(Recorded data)
- - -
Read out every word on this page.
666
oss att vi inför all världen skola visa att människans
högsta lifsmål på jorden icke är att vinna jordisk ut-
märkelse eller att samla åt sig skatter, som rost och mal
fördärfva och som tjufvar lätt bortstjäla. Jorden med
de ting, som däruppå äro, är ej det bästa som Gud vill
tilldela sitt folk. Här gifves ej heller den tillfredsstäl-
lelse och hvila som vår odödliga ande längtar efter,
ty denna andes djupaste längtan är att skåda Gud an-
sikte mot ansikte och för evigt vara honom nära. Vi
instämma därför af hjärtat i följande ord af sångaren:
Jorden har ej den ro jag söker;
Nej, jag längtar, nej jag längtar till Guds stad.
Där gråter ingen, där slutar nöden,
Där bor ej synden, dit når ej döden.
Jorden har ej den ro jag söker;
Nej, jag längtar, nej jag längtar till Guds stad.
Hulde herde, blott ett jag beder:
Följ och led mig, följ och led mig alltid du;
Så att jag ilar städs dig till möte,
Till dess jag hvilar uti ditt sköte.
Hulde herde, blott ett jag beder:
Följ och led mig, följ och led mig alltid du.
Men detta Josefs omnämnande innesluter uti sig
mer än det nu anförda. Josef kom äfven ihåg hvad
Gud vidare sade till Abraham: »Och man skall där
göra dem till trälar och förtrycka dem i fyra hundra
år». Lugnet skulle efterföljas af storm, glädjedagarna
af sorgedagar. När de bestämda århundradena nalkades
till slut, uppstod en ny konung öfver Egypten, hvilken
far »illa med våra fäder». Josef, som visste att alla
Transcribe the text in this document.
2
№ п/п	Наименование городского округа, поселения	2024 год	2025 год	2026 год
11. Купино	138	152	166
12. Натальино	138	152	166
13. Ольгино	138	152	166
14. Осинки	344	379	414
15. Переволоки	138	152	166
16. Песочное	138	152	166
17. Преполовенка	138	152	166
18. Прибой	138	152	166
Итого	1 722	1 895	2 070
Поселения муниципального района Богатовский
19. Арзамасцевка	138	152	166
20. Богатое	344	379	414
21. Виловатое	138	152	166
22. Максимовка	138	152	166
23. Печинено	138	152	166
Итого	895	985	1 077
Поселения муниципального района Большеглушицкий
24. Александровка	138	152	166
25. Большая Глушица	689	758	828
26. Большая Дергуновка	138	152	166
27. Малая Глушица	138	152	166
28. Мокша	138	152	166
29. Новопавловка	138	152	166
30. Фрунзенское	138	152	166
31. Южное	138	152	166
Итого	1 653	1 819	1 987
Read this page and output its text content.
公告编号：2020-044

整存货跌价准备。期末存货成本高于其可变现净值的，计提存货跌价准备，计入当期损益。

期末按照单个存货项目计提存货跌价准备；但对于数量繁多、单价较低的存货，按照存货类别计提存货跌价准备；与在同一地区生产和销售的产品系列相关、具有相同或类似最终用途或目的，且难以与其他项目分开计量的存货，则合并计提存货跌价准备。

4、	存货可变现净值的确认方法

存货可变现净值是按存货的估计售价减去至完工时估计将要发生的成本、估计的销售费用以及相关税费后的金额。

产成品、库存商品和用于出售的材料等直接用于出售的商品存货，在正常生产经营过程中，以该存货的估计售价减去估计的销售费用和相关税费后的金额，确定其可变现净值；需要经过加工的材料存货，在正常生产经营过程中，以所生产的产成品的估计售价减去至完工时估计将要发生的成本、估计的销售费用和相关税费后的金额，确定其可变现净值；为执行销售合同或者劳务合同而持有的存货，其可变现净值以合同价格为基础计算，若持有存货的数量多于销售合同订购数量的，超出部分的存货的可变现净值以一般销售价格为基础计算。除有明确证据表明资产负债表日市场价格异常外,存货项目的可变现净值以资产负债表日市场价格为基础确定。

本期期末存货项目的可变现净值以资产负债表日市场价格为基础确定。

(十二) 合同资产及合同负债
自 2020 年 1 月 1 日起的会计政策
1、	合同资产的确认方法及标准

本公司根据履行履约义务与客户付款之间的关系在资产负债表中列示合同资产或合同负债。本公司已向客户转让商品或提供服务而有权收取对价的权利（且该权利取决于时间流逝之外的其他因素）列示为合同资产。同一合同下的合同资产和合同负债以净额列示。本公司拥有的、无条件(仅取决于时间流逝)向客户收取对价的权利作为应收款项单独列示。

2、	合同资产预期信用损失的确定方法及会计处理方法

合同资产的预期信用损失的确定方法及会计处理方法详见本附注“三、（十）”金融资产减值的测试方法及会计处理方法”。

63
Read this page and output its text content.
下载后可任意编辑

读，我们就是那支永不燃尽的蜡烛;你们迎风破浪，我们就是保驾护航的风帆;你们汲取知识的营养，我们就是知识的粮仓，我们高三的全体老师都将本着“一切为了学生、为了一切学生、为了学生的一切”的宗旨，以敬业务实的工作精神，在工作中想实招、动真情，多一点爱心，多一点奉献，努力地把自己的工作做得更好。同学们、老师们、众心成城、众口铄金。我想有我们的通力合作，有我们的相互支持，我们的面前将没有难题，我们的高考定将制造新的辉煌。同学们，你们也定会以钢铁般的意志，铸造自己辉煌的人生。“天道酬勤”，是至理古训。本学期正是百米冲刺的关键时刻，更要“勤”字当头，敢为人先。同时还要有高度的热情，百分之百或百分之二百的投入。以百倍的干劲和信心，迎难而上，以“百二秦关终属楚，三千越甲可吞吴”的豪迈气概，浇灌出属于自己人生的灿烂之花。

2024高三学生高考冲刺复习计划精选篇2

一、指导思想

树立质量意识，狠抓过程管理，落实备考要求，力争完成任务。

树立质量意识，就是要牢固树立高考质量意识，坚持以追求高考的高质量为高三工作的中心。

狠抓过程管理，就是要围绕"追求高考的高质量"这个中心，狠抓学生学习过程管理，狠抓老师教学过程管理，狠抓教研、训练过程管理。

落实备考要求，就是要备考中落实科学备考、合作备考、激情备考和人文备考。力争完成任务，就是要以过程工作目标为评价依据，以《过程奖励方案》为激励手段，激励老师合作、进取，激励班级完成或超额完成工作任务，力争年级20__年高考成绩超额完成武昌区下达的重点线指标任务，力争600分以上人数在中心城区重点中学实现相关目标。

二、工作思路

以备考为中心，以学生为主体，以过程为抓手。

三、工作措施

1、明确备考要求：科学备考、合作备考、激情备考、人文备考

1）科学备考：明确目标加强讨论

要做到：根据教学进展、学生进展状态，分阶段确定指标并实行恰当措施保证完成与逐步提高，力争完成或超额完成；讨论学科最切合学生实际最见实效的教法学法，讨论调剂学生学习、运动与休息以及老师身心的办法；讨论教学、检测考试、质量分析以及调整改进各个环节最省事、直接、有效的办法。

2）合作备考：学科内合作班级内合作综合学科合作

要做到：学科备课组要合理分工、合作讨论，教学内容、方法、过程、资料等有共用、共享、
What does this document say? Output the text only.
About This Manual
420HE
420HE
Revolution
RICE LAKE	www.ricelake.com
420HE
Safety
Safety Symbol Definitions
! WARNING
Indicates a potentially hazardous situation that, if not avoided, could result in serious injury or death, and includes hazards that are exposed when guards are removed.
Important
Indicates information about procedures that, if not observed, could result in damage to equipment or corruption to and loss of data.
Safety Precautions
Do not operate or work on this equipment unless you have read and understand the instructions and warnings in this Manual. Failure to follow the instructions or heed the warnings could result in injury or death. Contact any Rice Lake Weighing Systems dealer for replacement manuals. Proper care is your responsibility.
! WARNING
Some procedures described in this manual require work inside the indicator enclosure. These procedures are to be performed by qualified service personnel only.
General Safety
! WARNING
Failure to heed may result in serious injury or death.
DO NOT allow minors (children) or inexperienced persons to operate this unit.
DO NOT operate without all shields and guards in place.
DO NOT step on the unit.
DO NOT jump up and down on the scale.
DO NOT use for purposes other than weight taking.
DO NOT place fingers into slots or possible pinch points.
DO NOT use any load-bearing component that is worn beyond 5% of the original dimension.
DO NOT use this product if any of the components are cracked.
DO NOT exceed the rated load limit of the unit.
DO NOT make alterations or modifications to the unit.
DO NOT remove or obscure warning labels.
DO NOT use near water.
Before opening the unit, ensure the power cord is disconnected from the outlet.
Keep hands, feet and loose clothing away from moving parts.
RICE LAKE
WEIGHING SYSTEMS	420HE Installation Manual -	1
- - -
> **WHAT IS ASKED**: For the entries shown above, give the number of lines that include the word "only", without any other text.

> **THE ANSWER**: 2